_DATASET CONTENT:_

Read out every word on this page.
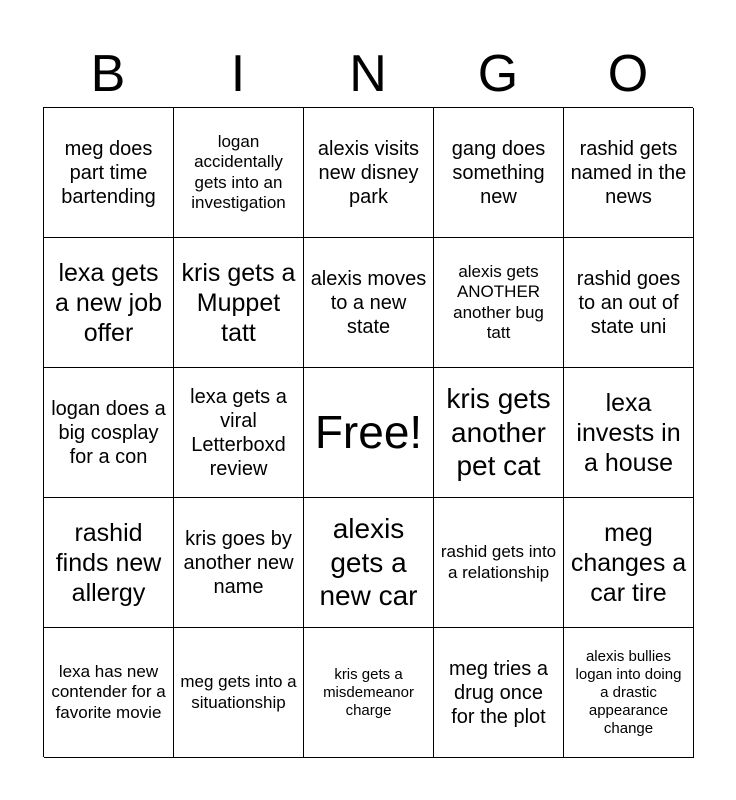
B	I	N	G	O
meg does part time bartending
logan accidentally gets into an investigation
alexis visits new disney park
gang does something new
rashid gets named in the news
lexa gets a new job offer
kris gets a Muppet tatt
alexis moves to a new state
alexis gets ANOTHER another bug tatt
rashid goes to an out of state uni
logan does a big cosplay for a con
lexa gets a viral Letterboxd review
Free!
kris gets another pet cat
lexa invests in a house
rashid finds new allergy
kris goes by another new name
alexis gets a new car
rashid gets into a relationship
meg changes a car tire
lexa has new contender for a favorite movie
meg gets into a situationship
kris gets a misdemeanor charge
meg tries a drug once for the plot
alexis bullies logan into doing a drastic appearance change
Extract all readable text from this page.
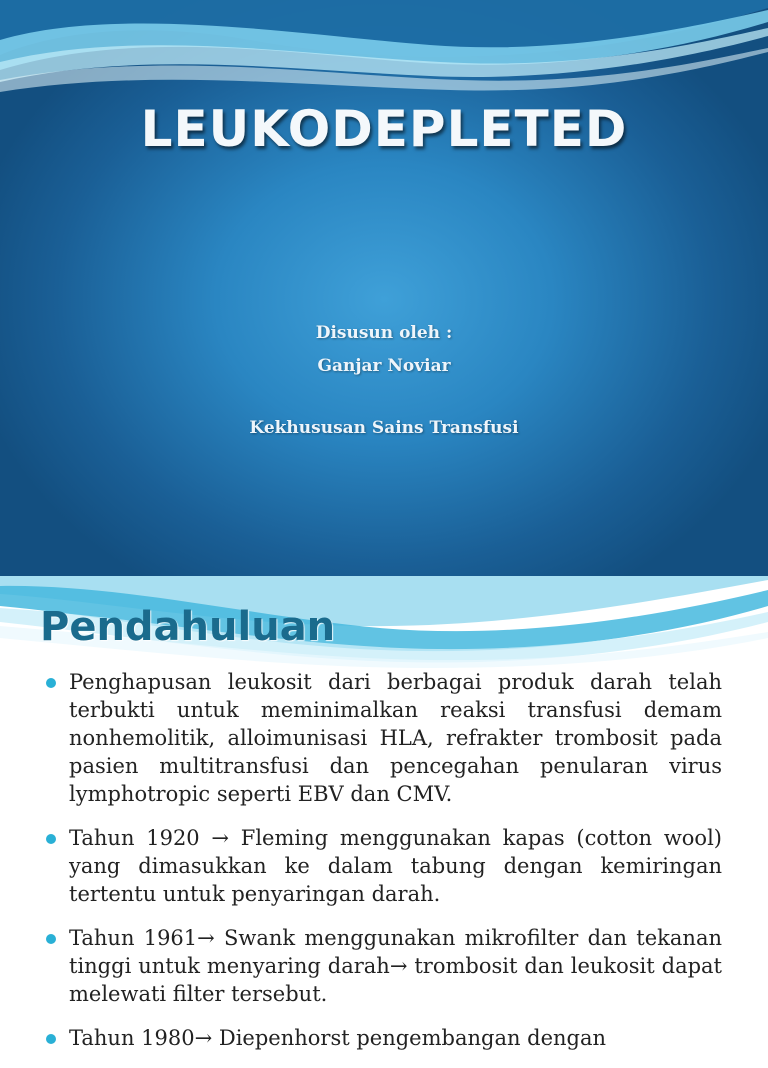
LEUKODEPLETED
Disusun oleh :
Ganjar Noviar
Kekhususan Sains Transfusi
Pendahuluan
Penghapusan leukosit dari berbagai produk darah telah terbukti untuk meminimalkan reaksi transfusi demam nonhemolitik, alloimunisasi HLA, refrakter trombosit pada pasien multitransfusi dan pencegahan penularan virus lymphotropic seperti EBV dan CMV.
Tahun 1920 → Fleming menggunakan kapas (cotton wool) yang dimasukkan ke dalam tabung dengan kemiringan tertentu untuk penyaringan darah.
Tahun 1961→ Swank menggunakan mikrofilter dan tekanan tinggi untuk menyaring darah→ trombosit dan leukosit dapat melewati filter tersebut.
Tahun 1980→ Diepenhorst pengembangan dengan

_TASK:_
Every line of the data above that includes "tatt" should be listed.

_EXERCISE ANSWER:_
kris gets a Muppet tatt
alexis gets ANOTHER another bug tatt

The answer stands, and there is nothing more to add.